# Aim of the task:
The listing must be reproduced in full, exactly as it stands.

[BEGIN Records for processing]

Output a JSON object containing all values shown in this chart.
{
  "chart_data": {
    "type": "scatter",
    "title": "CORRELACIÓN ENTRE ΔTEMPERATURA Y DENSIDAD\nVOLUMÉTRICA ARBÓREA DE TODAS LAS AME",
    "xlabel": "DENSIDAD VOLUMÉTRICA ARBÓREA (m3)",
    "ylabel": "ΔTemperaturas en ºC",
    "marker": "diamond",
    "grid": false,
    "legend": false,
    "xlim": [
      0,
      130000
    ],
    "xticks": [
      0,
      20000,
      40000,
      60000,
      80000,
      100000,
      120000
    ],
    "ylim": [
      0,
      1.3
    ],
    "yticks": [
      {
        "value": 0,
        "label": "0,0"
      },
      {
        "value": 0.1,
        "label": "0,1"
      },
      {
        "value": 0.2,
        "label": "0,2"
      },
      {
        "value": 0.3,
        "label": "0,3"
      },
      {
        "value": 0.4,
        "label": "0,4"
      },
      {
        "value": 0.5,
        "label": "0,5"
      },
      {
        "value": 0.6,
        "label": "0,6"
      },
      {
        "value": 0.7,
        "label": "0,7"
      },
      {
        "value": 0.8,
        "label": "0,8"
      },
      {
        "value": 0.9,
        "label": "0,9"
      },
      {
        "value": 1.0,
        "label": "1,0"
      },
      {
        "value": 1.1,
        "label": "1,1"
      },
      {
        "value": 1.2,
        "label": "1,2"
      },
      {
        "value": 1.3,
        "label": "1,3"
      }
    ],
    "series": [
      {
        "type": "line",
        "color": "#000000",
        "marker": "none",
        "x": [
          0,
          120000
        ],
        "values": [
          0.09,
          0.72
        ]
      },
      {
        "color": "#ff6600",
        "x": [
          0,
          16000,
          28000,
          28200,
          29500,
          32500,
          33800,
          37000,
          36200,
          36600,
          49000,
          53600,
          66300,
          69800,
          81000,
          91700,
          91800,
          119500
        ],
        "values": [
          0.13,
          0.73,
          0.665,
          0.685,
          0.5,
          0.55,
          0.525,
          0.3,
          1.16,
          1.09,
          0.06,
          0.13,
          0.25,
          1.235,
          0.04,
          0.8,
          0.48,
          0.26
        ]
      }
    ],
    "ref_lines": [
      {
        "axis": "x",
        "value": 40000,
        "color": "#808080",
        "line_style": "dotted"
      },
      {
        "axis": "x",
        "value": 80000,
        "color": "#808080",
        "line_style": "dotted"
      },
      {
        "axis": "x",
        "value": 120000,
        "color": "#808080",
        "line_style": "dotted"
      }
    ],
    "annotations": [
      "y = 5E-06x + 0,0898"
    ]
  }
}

[END Records for processing]

# Solution to the exercise:
Output a JSON object containing all values shown in this chart.
{
  "chart_data": {
    "type": "scatter",
    "title": "CORRELACIÓN ENTRE ΔTEMPERATURA Y DENSIDAD\nVOLUMÉTRICA ARBÓREA DE TODAS LAS AME",
    "xlabel": "DENSIDAD VOLUMÉTRICA ARBÓREA (m3)",
    "ylabel": "ΔTemperaturas en ºC",
    "marker": "diamond",
    "grid": false,
    "legend": false,
    "xlim": [
      0,
      130000
    ],
    "xticks": [
      0,
      20000,
      40000,
      60000,
      80000,
      100000,
      120000
    ],
    "ylim": [
      0,
      1.3
    ],
    "yticks": [
      {
        "value": 0,
        "label": "0,0"
      },
      {
        "value": 0.1,
        "label": "0,1"
      },
      {
        "value": 0.2,
        "label": "0,2"
      },
      {
        "value": 0.3,
        "label": "0,3"
      },
      {
        "value": 0.4,
        "label": "0,4"
      },
      {
        "value": 0.5,
        "label": "0,5"
      },
      {
        "value": 0.6,
        "label": "0,6"
      },
      {
        "value": 0.7,
        "label": "0,7"
      },
      {
        "value": 0.8,
        "label": "0,8"
      },
      {
        "value": 0.9,
        "label": "0,9"
      },
      {
        "value": 1.0,
        "label": "1,0"
      },
      {
        "value": 1.1,
        "label": "1,1"
      },
      {
        "value": 1.2,
        "label": "1,2"
      },
      {
        "value": 1.3,
        "label": "1,3"
      }
    ],
    "series": [
      {
        "type": "line",
        "color": "#000000",
        "marker": "none",
        "x": [
          0,
          120000
        ],
        "values": [
          0.09,
          0.72
        ]
      },
      {
        "color": "#ff6600",
        "x": [
          0,
          16000,
          28000,
          28200,
          29500,
          32500,
          33800,
          37000,
          36200,
          36600,
          49000,
          53600,
          66300,
          69800,
          81000,
          91700,
          91800,
          119500
        ],
        "values": [
          0.13,
          0.73,
          0.665,
          0.685,
          0.5,
          0.55,
          0.525,
          0.3,
          1.16,
          1.09,
          0.06,
          0.13,
          0.25,
          1.235,
          0.04,
          0.8,
          0.48,
          0.26
        ]
      }
    ],
    "ref_lines": [
      {
        "axis": "x",
        "value": 40000,
        "color": "#808080",
        "line_style": "dotted"
      },
      {
        "axis": "x",
        "value": 80000,
        "color": "#808080",
        "line_style": "dotted"
      },
      {
        "axis": "x",
        "value": 120000,
        "color": "#808080",
        "line_style": "dotted"
      }
    ],
    "annotations": [
      "y = 5E-06x + 0,0898"
    ]
  }
}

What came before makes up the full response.